>> start Extracted information
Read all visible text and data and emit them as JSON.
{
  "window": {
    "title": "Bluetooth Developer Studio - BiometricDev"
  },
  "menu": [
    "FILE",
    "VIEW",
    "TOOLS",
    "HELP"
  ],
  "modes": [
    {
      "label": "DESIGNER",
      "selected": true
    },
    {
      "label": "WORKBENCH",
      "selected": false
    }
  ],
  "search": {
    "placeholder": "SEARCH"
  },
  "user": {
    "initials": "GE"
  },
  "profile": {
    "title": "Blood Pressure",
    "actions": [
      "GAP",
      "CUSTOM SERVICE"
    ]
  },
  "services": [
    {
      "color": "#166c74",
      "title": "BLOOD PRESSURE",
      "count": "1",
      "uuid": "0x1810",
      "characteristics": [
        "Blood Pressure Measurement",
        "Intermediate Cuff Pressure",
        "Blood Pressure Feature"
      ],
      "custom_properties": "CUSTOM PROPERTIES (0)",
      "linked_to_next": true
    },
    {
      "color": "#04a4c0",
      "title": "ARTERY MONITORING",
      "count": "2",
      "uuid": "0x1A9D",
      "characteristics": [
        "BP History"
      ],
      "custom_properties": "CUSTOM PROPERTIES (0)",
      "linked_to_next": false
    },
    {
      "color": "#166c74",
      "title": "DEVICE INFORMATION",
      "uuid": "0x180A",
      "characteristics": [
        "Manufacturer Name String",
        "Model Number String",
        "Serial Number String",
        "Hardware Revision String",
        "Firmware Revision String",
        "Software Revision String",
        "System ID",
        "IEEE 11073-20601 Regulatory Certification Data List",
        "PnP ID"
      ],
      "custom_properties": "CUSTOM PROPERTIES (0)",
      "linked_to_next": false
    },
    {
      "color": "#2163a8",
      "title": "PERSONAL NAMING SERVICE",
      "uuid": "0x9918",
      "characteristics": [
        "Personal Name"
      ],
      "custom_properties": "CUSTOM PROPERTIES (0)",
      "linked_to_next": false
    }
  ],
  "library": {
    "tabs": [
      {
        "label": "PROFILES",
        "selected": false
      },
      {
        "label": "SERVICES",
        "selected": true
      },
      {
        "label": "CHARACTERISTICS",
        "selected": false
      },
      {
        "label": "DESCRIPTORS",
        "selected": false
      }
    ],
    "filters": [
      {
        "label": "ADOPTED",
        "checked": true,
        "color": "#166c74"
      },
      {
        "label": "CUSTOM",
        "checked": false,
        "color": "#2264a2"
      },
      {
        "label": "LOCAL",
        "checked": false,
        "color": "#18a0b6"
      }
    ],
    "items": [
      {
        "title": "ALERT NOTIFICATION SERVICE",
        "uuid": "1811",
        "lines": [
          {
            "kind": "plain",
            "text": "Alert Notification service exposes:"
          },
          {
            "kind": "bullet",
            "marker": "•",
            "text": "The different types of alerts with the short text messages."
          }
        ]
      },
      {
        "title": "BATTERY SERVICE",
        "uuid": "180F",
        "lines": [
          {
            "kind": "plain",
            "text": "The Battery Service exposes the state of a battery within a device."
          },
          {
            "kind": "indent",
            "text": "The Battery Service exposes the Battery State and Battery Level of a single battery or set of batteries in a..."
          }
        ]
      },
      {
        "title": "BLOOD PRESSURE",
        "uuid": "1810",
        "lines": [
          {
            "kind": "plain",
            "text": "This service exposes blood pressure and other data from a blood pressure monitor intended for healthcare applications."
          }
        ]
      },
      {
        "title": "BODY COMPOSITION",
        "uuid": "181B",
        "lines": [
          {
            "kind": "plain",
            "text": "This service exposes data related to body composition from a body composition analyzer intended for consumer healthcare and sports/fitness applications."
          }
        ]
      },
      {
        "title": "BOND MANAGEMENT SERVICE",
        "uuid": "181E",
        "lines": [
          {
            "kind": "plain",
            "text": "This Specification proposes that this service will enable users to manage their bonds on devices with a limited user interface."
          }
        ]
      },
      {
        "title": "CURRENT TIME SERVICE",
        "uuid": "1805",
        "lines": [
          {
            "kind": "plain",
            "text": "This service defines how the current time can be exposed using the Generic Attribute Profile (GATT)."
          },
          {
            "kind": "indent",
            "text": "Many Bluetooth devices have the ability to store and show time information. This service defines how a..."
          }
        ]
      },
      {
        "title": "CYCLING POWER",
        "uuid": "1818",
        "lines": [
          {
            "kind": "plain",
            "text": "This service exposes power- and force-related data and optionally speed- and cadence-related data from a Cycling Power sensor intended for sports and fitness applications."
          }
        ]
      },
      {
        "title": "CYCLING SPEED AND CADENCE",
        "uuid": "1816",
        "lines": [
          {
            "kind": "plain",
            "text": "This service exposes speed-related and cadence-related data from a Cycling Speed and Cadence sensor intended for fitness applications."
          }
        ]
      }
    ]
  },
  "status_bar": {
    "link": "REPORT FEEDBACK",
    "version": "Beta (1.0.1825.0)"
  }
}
>> end Extracted information
▶ **Your instructions**:
Repeat back the data above, exact to the last character.

▶ **Completed exercise**:
Read all visible text and data and emit them as JSON.
{
  "window": {
    "title": "Bluetooth Developer Studio - BiometricDev"
  },
  "menu": [
    "FILE",
    "VIEW",
    "TOOLS",
    "HELP"
  ],
  "modes": [
    {
      "label": "DESIGNER",
      "selected": true
    },
    {
      "label": "WORKBENCH",
      "selected": false
    }
  ],
  "search": {
    "placeholder": "SEARCH"
  },
  "user": {
    "initials": "GE"
  },
  "profile": {
    "title": "Blood Pressure",
    "actions": [
      "GAP",
      "CUSTOM SERVICE"
    ]
  },
  "services": [
    {
      "color": "#166c74",
      "title": "BLOOD PRESSURE",
      "count": "1",
      "uuid": "0x1810",
      "characteristics": [
        "Blood Pressure Measurement",
        "Intermediate Cuff Pressure",
        "Blood Pressure Feature"
      ],
      "custom_properties": "CUSTOM PROPERTIES (0)",
      "linked_to_next": true
    },
    {
      "color": "#04a4c0",
      "title": "ARTERY MONITORING",
      "count": "2",
      "uuid": "0x1A9D",
      "characteristics": [
        "BP History"
      ],
      "custom_properties": "CUSTOM PROPERTIES (0)",
      "linked_to_next": false
    },
    {
      "color": "#166c74",
      "title": "DEVICE INFORMATION",
      "uuid": "0x180A",
      "characteristics": [
        "Manufacturer Name String",
        "Model Number String",
        "Serial Number String",
        "Hardware Revision String",
        "Firmware Revision String",
        "Software Revision String",
        "System ID",
        "IEEE 11073-20601 Regulatory Certification Data List",
        "PnP ID"
      ],
      "custom_properties": "CUSTOM PROPERTIES (0)",
      "linked_to_next": false
    },
    {
      "color": "#2163a8",
      "title": "PERSONAL NAMING SERVICE",
      "uuid": "0x9918",
      "characteristics": [
        "Personal Name"
      ],
      "custom_properties": "CUSTOM PROPERTIES (0)",
      "linked_to_next": false
    }
  ],
  "library": {
    "tabs": [
      {
        "label": "PROFILES",
        "selected": false
      },
      {
        "label": "SERVICES",
        "selected": true
      },
      {
        "label": "CHARACTERISTICS",
        "selected": false
      },
      {
        "label": "DESCRIPTORS",
        "selected": false
      }
    ],
    "filters": [
      {
        "label": "ADOPTED",
        "checked": true,
        "color": "#166c74"
      },
      {
        "label": "CUSTOM",
        "checked": false,
        "color": "#2264a2"
      },
      {
        "label": "LOCAL",
        "checked": false,
        "color": "#18a0b6"
      }
    ],
    "items": [
      {
        "title": "ALERT NOTIFICATION SERVICE",
        "uuid": "1811",
        "lines": [
          {
            "kind": "plain",
            "text": "Alert Notification service exposes:"
          },
          {
            "kind": "bullet",
            "marker": "•",
            "text": "The different types of alerts with the short text messages."
          }
        ]
      },
      {
        "title": "BATTERY SERVICE",
        "uuid": "180F",
        "lines": [
          {
            "kind": "plain",
            "text": "The Battery Service exposes the state of a battery within a device."
          },
          {
            "kind": "indent",
            "text": "The Battery Service exposes the Battery State and Battery Level of a single battery or set of batteries in a..."
          }
        ]
      },
      {
        "title": "BLOOD PRESSURE",
        "uuid": "1810",
        "lines": [
          {
            "kind": "plain",
            "text": "This service exposes blood pressure and other data from a blood pressure monitor intended for healthcare applications."
          }
        ]
      },
      {
        "title": "BODY COMPOSITION",
        "uuid": "181B",
        "lines": [
          {
            "kind": "plain",
            "text": "This service exposes data related to body composition from a body composition analyzer intended for consumer healthcare and sports/fitness applications."
          }
        ]
      },
      {
        "title": "BOND MANAGEMENT SERVICE",
        "uuid": "181E",
        "lines": [
          {
            "kind": "plain",
            "text": "This Specification proposes that this service will enable users to manage their bonds on devices with a limited user interface."
          }
        ]
      },
      {
        "title": "CURRENT TIME SERVICE",
        "uuid": "1805",
        "lines": [
          {
            "kind": "plain",
            "text": "This service defines how the current time can be exposed using the Generic Attribute Profile (GATT)."
          },
          {
            "kind": "indent",
            "text": "Many Bluetooth devices have the ability to store and show time information. This service defines how a..."
          }
        ]
      },
      {
        "title": "CYCLING POWER",
        "uuid": "1818",
        "lines": [
          {
            "kind": "plain",
            "text": "This service exposes power- and force-related data and optionally speed- and cadence-related data from a Cycling Power sensor intended for sports and fitness applications."
          }
        ]
      },
      {
        "title": "CYCLING SPEED AND CADENCE",
        "uuid": "1816",
        "lines": [
          {
            "kind": "plain",
            "text": "This service exposes speed-related and cadence-related data from a Cycling Speed and Cadence sensor intended for fitness applications."
          }
        ]
      }
    ]
  },
  "status_bar": {
    "link": "REPORT FEEDBACK",
    "version": "Beta (1.0.1825.0)"
  }
}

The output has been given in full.